[Data records]
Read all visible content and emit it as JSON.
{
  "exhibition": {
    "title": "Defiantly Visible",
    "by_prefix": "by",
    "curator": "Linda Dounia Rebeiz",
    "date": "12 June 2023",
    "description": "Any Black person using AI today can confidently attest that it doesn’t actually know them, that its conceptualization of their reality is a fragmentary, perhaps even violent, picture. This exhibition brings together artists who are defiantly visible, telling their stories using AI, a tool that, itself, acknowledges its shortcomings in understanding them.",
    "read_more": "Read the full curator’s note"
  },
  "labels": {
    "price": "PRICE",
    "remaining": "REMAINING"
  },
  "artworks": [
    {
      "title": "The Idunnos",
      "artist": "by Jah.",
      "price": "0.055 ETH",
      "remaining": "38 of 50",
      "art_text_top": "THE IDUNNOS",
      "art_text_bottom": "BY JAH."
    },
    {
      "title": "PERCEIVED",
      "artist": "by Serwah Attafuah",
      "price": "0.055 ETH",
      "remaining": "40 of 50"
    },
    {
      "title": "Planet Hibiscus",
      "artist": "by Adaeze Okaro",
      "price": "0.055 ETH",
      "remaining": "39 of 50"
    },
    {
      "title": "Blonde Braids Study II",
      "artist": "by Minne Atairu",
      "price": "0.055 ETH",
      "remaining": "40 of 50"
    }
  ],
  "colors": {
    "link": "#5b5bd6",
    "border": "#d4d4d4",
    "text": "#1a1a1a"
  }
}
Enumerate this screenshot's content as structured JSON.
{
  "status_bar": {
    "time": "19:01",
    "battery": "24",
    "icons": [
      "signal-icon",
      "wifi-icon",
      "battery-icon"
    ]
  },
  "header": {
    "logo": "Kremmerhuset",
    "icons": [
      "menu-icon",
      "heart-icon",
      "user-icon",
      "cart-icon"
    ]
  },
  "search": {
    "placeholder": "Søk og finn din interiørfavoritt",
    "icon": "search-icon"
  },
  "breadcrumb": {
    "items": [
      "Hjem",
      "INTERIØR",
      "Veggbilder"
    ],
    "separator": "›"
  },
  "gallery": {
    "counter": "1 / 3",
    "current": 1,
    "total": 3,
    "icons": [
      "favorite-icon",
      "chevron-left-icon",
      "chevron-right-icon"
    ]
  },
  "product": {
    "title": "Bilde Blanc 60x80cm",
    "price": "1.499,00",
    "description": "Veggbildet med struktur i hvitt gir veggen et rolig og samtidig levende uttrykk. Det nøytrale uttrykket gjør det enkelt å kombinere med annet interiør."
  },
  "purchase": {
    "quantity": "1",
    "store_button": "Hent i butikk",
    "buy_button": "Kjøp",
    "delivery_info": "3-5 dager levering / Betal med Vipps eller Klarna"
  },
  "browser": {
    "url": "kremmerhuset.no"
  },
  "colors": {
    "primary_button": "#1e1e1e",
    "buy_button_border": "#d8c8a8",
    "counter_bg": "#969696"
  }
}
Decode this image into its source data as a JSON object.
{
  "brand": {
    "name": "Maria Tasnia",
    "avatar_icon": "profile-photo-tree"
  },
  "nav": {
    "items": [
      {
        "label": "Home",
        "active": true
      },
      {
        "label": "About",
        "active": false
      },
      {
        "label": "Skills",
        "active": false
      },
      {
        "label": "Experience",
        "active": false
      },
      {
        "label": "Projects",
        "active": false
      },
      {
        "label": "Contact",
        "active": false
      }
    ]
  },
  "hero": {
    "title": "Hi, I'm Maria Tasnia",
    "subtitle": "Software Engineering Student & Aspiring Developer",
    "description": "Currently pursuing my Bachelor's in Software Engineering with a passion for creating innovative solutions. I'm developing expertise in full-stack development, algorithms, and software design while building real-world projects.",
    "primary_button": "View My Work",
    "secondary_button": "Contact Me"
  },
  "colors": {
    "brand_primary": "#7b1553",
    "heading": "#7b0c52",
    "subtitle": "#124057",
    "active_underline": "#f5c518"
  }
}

*Short problem*. From the listing above, collect every line that mentions the word "chevron".

*Exercise output*.
      "chevron-left-icon",
      "chevron-right-icon"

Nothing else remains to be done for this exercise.